[Stored items]
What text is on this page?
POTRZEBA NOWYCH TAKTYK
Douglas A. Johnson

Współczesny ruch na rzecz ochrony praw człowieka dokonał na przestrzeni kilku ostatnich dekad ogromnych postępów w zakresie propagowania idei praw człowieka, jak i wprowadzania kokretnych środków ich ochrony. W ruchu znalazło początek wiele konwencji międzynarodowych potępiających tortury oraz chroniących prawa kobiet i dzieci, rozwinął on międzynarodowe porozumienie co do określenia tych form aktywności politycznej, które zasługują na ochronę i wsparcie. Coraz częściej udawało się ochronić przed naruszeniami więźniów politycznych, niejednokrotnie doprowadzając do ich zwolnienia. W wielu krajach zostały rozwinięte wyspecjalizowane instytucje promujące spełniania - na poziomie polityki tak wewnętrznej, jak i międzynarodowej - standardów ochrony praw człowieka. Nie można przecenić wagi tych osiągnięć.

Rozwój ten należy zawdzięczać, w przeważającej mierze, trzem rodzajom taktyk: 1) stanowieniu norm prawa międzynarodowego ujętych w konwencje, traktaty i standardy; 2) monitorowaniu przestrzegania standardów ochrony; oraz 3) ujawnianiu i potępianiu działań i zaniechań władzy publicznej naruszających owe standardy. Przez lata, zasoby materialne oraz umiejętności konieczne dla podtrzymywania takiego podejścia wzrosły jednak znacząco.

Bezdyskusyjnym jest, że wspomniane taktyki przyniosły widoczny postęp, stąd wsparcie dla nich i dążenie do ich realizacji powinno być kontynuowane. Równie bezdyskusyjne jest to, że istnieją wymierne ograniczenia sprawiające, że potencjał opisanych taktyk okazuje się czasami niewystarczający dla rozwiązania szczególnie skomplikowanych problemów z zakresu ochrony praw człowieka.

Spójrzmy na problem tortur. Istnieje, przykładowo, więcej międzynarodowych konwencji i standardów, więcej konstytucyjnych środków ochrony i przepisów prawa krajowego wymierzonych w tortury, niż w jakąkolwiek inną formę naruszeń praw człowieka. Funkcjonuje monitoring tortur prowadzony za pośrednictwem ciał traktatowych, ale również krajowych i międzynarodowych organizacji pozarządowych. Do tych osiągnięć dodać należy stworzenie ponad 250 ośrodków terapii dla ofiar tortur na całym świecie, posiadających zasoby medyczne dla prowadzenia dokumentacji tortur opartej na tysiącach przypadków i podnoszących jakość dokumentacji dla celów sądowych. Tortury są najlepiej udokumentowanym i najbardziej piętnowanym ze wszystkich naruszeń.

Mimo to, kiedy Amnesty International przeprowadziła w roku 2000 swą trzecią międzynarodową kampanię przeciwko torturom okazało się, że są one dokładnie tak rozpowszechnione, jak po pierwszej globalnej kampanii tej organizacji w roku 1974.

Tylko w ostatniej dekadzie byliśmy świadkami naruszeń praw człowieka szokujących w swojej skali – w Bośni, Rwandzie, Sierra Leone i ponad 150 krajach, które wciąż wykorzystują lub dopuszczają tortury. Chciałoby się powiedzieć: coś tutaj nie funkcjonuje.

» Your objective: Check each line of the entries above for the word "człowieka". List the ones that have it.

» Solution for this task:
Współczesny ruch na rzecz ochrony praw człowieka dokonał na przestrzeni kilku ostatnich dekad ogromnych postępów w zakresie propagowania idei praw człowieka, jak i wprowadzania kokretnych środków ich ochrony. W ruchu znalazło początek wiele konwencji międzynarodowych potępiających tortury oraz chroniących prawa kobiet i dzieci, rozwinął on międzynarodowe porozumienie co do określenia tych form aktywności politycznej, które zasługują na ochronę i wsparcie. Coraz częściej udawało się ochronić przed naruszeniami więźniów politycznych, niejednokrotnie doprowadzając do ich zwolnienia. W wielu krajach zostały rozwinięte wyspecjalizowane instytucje promujące spełniania - na poziomie polityki tak wewnętrznej, jak i międzynarodowej - standardów ochrony praw człowieka. Nie można przecenić wagi tych osiągnięć.
Bezdyskusyjnym jest, że wspomniane taktyki przyniosły widoczny postęp, stąd wsparcie dla nich i dążenie do ich realizacji powinno być kontynuowane. Równie bezdyskusyjne jest to, że istnieją wymierne ograniczenia sprawiające, że potencjał opisanych taktyk okazuje się czasami niewystarczający dla rozwiązania szczególnie skomplikowanych problemów z zakresu ochrony praw człowieka.
Spójrzmy na problem tortur. Istnieje, przykładowo, więcej międzynarodowych konwencji i standardów, więcej konstytucyjnych środków ochrony i przepisów prawa krajowego wymierzonych w tortury, niż w jakąkolwiek inną formę naruszeń praw człowieka. Funkcjonuje monitoring tortur prowadzony za pośrednictwem ciał traktatowych, ale również krajowych i międzynarodowych organizacji pozarządowych. Do tych osiągnięć dodać należy stworzenie ponad 250 ośrodków terapii dla ofiar tortur na całym świecie, posiadających zasoby medyczne dla prowadzenia dokumentacji tortur opartej na tysiącach przypadków i podnoszących jakość dokumentacji dla celów sądowych. Tortury są najlepiej udokumentowanym i najbardziej piętnowanym ze wszystkich naruszeń.
Tylko w ostatniej dekadzie byliśmy świadkami naruszeń praw człowieka szokujących w swojej skali – w Bośni, Rwandzie, Sierra Leone i ponad 150 krajach, które wciąż wykorzystują lub dopuszczają tortury. Chciałoby się powiedzieć: coś tutaj nie funkcjonuje.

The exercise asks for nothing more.